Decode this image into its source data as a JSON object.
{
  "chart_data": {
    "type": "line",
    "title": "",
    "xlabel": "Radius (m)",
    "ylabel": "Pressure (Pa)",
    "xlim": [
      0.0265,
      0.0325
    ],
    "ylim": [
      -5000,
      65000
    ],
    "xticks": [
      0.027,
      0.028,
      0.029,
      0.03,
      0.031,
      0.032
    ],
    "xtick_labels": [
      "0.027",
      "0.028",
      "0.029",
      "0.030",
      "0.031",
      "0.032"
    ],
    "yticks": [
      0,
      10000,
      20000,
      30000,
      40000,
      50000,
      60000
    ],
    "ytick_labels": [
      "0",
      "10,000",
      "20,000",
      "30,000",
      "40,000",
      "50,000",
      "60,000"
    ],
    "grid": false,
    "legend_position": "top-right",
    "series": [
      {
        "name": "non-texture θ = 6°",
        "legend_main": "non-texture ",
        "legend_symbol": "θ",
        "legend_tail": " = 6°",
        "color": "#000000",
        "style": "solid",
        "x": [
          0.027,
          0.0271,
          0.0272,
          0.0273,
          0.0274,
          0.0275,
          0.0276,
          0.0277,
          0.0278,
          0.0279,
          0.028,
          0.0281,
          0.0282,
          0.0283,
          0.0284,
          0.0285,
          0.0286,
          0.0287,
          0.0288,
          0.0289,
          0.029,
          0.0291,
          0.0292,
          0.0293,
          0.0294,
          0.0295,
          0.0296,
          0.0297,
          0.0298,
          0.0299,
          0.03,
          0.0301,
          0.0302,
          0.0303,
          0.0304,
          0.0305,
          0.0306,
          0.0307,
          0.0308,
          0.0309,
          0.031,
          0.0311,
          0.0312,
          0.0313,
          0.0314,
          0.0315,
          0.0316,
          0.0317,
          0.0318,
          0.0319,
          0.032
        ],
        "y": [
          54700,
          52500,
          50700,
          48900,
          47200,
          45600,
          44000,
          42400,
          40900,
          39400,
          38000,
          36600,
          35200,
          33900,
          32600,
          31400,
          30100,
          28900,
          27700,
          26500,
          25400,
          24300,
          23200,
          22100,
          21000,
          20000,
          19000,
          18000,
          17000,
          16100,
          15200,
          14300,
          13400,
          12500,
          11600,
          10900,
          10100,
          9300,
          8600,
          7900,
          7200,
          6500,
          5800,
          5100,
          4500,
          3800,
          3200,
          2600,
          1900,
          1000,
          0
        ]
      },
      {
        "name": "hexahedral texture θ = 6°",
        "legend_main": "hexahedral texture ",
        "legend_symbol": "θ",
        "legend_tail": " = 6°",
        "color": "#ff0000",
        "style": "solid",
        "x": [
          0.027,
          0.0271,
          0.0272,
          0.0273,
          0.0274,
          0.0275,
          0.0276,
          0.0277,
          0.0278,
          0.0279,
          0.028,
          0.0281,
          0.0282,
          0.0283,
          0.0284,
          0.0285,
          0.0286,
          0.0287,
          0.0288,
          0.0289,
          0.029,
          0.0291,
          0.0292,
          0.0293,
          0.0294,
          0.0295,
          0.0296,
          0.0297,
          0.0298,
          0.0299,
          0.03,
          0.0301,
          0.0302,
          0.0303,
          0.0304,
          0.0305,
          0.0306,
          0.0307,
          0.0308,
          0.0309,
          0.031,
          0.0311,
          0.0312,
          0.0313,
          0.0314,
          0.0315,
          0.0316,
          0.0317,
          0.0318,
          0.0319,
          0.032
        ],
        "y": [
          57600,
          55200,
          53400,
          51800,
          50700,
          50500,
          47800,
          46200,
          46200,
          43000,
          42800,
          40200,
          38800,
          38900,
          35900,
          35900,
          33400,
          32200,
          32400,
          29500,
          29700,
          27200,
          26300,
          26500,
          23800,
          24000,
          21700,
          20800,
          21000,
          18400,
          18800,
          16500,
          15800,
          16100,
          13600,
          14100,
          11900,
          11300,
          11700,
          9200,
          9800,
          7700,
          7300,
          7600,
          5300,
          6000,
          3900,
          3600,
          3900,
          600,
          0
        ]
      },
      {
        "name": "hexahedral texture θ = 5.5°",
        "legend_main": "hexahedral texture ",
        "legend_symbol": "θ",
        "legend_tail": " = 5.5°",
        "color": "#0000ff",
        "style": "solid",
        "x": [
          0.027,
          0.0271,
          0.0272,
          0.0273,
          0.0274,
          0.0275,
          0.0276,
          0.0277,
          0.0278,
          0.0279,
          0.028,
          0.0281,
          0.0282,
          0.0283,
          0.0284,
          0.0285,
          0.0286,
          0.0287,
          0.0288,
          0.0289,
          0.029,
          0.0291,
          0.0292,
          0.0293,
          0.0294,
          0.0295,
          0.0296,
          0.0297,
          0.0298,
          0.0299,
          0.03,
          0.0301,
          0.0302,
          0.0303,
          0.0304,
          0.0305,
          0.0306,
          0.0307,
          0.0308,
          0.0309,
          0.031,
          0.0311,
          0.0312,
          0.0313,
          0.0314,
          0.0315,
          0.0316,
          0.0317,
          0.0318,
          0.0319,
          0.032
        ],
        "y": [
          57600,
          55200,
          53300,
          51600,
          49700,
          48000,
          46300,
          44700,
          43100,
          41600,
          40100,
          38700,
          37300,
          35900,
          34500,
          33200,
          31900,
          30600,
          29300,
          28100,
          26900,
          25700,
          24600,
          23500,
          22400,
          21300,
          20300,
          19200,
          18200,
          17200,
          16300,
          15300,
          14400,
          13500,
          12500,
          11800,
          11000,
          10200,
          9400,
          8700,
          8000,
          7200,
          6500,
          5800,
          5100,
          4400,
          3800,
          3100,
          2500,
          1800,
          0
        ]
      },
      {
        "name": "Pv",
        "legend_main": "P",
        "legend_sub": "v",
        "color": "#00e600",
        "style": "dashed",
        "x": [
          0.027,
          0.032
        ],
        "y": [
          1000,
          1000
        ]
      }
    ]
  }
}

__________

Return every line holding the word "color" from the records.

        "color": "#000000",
        "color": "#ff0000",
        "color": "#0000ff",
        "color": "#00e600",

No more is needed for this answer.